Directions for this task - Leave out the pictures and repeat the data exactly.

Collection entries -
begin
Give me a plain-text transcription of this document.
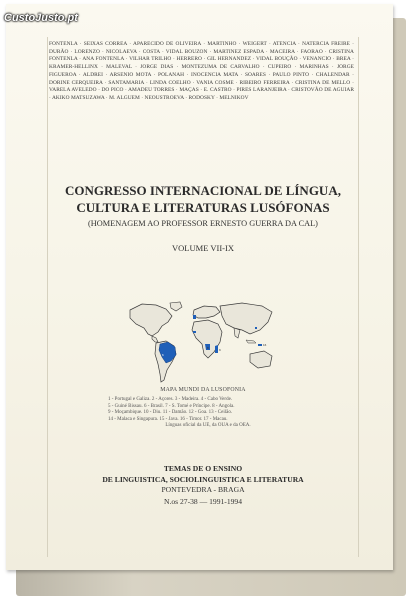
CustoJusto.pt
FONTENLA · SEIXAS CORREA · APARECIDO DE OLIVEIRA · MARTINHO · WEIGERT · ATENCIA · NATERCIA FREIRE · DURÃO · LORENZO · NICOLAEVA · COSTA · VIDAL BOUZON · MARTINEZ ESPADA · MACEIRA · FAORAO · CRISTINA FONTENLA · ANA FONTENLA · VILHAR TRILHO · HERRERO · GIL HERNANDEZ · VIDAL BOUÇÃO · VENANCIO · BREA · KRAMER-HELLINX · MALEVAL · JORGE DIAS · MONTEZUMA DE CARVALHO · CUPEIRO · MARINHAS · JORGE FIGUEROA · ALDREI · ARSENIO MOTA · POLANAH · INOCENCIA MATA · SOARES · PAULO PINTO · CHALENDAR · DORINE CERQUEIRA · SANTAMARIA · LINDA COELHO · VANIA COSME · RIBEIRO FERREIRA · CRISTINA DE MELLO · VARELA AVELEDO · DO PICO · AMADEU TORRES · MAÇAS · E. CASTRO · PIRES LARANJEIRA · CRISTOVÃO DE AGUIAR · AKIKO MATSUZAWA · M. ALGUEM · NEOUSTROEVA · RODOSKY · MELNIKOV
CONGRESSO INTERNACIONAL DE LÍNGUA,
CULTURA E LITERATURAS LUSÓFONAS
(HOMENAGEM AO PROFESSOR ERNESTO GUERRA DA CAL)
VOLUME VII-IX
6
8	9
16
MAPA MUNDI DA LUSOFONIA
1 - Portugal e Galiza. 2 - Açores. 3 - Madeira. 4 - Cabo Verde.
5 - Guiné Bissau. 6 - Brasil. 7 - S. Tomé e Príncipe. 8 - Angola.
9 - Moçambique. 10 - Diu. 11 - Damão. 12 - Goa. 13 - Ceilão.
14 - Malaca e Singapura. 15 - Java. 16 - Timor. 17 - Macau.
Línguas oficial da UE, da OUA e da OEA.
TEMAS DE O ENSINO
DE LINGUISTICA, SOCIOLINGUISTICA E LITERATURA
PONTEVEDRA - BRAGA
N.os 27-38 — 1991-1994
end
Finished answer -
Give me a plain-text transcription of this document.
CustoJusto.pt
FONTENLA · SEIXAS CORREA · APARECIDO DE OLIVEIRA · MARTINHO · WEIGERT · ATENCIA · NATERCIA FREIRE · DURÃO · LORENZO · NICOLAEVA · COSTA · VIDAL BOUZON · MARTINEZ ESPADA · MACEIRA · FAORAO · CRISTINA FONTENLA · ANA FONTENLA · VILHAR TRILHO · HERRERO · GIL HERNANDEZ · VIDAL BOUÇÃO · VENANCIO · BREA · KRAMER-HELLINX · MALEVAL · JORGE DIAS · MONTEZUMA DE CARVALHO · CUPEIRO · MARINHAS · JORGE FIGUEROA · ALDREI · ARSENIO MOTA · POLANAH · INOCENCIA MATA · SOARES · PAULO PINTO · CHALENDAR · DORINE CERQUEIRA · SANTAMARIA · LINDA COELHO · VANIA COSME · RIBEIRO FERREIRA · CRISTINA DE MELLO · VARELA AVELEDO · DO PICO · AMADEU TORRES · MAÇAS · E. CASTRO · PIRES LARANJEIRA · CRISTOVÃO DE AGUIAR · AKIKO MATSUZAWA · M. ALGUEM · NEOUSTROEVA · RODOSKY · MELNIKOV
CONGRESSO INTERNACIONAL DE LÍNGUA,
CULTURA E LITERATURAS LUSÓFONAS
(HOMENAGEM AO PROFESSOR ERNESTO GUERRA DA CAL)
VOLUME VII-IX
6
8	9
16
MAPA MUNDI DA LUSOFONIA
1 - Portugal e Galiza. 2 - Açores. 3 - Madeira. 4 - Cabo Verde.
5 - Guiné Bissau. 6 - Brasil. 7 - S. Tomé e Príncipe. 8 - Angola.
9 - Moçambique. 10 - Diu. 11 - Damão. 12 - Goa. 13 - Ceilão.
14 - Malaca e Singapura. 15 - Java. 16 - Timor. 17 - Macau.
Línguas oficial da UE, da OUA e da OEA.
TEMAS DE O ENSINO
DE LINGUISTICA, SOCIOLINGUISTICA E LITERATURA
PONTEVEDRA - BRAGA
N.os 27-38 — 1991-1994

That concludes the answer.